[Stored items]

——

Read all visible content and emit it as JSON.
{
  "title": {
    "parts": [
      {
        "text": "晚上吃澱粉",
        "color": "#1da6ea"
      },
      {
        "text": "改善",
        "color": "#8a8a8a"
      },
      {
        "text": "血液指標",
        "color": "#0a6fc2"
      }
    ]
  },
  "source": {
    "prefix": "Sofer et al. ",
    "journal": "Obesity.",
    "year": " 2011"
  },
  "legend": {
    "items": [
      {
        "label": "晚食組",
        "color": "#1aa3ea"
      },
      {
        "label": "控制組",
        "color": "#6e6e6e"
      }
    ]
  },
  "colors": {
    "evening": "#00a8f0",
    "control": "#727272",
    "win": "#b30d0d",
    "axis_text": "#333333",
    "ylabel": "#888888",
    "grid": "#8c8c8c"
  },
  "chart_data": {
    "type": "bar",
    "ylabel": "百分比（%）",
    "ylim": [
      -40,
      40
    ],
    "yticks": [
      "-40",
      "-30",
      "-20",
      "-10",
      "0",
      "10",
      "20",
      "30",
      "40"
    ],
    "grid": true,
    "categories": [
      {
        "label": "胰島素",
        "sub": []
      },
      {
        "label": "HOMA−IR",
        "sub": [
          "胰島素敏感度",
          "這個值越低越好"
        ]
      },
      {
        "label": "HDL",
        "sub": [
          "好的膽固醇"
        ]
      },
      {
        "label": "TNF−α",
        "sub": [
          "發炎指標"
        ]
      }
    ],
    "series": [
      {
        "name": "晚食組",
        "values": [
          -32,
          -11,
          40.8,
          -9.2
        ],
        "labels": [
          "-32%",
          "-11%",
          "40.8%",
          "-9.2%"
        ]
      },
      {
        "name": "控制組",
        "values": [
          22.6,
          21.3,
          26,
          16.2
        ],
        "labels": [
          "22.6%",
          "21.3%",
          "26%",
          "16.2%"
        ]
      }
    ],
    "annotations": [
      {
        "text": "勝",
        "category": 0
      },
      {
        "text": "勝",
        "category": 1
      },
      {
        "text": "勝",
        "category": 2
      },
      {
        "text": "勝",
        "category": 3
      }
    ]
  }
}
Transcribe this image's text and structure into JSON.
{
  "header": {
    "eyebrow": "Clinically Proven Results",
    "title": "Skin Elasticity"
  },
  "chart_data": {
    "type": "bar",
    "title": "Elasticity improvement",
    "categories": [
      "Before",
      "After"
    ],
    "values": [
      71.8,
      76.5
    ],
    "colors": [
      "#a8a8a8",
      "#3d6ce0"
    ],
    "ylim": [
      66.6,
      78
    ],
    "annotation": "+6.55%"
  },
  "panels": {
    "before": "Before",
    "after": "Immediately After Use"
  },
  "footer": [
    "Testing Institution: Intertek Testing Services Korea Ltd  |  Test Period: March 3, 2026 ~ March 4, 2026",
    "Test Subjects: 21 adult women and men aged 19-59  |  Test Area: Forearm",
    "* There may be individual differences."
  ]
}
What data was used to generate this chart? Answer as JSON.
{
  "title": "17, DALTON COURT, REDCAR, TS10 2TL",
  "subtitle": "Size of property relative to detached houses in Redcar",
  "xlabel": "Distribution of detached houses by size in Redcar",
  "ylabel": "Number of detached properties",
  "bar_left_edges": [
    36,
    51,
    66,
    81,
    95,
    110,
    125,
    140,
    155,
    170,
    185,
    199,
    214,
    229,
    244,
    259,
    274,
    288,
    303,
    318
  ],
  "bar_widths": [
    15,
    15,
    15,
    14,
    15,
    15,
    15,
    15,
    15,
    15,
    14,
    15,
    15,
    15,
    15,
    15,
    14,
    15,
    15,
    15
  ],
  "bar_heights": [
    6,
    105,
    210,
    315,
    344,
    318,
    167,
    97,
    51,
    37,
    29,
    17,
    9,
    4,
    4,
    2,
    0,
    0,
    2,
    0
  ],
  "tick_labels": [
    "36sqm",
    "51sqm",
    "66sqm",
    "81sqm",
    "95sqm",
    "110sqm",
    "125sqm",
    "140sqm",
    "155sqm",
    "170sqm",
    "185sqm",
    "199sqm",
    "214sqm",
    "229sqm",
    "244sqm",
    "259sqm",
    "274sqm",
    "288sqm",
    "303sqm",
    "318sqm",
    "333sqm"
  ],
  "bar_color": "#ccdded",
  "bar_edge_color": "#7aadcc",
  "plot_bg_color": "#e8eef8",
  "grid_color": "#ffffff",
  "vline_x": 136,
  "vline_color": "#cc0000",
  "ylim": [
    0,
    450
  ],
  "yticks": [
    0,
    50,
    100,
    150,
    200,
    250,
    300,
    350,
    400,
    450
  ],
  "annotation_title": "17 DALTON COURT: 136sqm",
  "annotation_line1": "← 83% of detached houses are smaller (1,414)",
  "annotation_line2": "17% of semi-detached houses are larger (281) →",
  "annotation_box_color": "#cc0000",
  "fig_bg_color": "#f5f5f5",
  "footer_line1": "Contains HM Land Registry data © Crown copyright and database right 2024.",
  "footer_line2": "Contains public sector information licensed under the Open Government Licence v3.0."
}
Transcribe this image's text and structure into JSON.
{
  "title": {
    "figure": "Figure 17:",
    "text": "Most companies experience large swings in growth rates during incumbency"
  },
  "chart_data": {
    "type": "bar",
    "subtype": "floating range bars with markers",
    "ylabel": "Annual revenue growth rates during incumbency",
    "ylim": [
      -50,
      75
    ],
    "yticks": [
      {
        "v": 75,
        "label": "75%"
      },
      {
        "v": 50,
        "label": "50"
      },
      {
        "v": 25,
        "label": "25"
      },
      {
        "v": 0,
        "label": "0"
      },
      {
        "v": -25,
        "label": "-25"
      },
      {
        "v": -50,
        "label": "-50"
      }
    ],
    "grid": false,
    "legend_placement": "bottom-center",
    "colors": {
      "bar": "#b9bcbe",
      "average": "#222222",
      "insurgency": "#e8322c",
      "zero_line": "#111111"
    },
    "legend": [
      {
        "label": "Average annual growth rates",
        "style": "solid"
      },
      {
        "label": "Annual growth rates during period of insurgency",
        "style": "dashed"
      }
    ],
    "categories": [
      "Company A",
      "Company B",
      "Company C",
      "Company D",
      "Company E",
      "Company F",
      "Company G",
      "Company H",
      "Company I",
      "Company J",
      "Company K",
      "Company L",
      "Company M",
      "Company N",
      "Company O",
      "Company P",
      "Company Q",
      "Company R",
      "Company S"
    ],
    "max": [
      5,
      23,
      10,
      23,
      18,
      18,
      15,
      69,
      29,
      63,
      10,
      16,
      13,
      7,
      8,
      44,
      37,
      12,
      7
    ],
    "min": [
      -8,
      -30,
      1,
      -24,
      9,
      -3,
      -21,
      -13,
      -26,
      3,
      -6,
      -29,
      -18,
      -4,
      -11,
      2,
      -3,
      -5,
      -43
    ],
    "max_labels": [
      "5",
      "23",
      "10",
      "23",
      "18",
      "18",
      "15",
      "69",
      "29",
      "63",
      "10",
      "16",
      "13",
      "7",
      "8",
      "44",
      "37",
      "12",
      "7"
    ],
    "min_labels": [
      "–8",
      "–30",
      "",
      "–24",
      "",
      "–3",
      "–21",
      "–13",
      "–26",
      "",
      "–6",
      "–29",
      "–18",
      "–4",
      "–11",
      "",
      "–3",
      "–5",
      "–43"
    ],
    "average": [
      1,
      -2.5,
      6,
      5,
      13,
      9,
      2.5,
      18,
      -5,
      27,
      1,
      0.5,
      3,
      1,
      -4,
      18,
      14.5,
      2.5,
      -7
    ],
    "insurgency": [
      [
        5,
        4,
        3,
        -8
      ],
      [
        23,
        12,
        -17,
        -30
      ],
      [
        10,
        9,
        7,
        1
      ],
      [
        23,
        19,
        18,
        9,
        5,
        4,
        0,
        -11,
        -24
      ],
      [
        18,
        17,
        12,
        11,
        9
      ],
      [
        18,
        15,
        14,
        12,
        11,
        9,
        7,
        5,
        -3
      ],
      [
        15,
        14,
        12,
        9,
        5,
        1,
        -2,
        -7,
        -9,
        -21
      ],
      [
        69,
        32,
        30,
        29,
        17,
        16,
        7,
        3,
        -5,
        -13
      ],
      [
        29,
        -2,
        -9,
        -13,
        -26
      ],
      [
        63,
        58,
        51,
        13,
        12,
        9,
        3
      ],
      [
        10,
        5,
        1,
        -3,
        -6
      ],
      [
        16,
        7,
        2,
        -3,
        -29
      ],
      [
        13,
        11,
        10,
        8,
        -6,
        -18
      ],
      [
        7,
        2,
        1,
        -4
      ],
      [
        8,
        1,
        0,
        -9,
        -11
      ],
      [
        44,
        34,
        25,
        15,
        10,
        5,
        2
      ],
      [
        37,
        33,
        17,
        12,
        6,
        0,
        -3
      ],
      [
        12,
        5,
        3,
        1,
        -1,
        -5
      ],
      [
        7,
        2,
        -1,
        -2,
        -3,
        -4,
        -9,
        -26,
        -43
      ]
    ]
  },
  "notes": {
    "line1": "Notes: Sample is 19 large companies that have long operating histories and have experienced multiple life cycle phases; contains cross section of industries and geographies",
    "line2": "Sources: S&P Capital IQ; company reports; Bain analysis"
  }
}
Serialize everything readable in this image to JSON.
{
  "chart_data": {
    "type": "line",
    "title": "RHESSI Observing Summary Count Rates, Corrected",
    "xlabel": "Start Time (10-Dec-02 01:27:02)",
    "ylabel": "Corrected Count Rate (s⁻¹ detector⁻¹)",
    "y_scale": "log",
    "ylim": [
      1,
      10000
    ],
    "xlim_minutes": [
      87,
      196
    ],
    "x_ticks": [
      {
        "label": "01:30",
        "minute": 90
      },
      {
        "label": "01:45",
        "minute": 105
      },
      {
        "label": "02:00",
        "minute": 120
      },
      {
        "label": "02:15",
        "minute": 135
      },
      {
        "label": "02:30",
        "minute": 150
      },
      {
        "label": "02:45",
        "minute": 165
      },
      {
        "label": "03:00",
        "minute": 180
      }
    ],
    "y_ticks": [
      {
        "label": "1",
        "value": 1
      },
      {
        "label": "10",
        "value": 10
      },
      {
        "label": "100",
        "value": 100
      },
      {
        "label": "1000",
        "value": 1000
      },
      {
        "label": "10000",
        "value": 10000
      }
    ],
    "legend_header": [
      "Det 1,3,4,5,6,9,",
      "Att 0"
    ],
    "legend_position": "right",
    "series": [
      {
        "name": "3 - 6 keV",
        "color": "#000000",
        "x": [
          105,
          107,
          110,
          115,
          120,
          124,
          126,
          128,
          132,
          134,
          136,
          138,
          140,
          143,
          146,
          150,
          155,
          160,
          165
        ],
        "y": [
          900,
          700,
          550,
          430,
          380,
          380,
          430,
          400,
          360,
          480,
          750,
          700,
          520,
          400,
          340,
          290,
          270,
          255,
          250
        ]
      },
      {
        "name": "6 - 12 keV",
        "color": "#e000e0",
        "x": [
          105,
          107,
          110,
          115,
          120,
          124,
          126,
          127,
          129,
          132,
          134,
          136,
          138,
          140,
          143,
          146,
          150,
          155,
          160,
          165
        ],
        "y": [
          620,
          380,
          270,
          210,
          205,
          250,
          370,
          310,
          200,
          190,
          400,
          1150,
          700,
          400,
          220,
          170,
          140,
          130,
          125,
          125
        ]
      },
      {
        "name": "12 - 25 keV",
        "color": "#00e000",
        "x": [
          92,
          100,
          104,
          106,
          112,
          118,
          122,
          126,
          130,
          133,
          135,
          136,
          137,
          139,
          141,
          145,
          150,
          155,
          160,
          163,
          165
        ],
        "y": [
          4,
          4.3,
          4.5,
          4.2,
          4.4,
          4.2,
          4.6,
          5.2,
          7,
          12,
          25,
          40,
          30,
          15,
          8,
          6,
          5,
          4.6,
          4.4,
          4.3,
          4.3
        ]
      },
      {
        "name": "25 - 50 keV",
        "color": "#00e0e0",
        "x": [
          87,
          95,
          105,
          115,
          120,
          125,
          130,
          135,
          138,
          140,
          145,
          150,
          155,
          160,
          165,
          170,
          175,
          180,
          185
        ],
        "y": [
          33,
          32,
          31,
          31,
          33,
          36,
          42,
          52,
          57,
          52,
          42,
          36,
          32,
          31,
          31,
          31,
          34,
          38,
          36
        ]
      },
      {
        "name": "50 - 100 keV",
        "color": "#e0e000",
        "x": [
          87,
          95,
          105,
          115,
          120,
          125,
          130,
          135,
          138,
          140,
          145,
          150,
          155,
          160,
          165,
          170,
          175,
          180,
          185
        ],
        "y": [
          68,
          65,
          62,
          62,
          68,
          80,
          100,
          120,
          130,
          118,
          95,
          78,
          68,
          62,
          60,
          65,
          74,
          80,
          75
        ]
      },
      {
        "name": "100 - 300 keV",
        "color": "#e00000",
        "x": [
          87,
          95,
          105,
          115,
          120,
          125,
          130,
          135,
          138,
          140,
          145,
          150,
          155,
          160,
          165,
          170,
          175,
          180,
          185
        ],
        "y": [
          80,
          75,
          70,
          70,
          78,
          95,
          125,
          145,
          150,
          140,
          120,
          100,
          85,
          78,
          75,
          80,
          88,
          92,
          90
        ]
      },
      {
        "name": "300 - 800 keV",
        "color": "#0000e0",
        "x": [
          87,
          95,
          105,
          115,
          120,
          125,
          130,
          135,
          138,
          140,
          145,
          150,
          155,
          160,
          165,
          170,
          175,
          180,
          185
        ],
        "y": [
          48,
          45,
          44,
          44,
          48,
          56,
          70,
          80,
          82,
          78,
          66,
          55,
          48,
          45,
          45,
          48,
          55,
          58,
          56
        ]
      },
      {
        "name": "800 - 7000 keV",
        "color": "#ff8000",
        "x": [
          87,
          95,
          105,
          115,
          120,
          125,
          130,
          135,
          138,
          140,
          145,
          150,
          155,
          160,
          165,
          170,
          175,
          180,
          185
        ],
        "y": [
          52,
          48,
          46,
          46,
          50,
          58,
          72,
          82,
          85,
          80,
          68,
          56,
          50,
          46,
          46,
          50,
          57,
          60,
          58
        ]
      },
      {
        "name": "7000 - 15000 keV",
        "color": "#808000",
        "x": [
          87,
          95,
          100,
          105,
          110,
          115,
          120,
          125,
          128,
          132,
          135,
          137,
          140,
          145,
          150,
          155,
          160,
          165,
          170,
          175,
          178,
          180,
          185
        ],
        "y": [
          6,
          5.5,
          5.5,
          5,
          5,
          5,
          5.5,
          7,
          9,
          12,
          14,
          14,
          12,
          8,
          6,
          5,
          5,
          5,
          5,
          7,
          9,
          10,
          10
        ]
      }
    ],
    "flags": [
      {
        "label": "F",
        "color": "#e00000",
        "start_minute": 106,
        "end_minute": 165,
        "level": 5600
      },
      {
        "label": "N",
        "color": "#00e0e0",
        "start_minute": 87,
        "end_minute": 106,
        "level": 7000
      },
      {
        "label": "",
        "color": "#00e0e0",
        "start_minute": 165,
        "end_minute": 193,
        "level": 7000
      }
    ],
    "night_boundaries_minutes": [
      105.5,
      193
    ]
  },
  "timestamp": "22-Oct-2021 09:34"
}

——

Only lines holding the string "COURT" are wanted; gather each one from the entries above.

  "title": "17, DALTON COURT, REDCAR, TS10 2TL",
  "annotation_title": "17 DALTON COURT: 136sqm",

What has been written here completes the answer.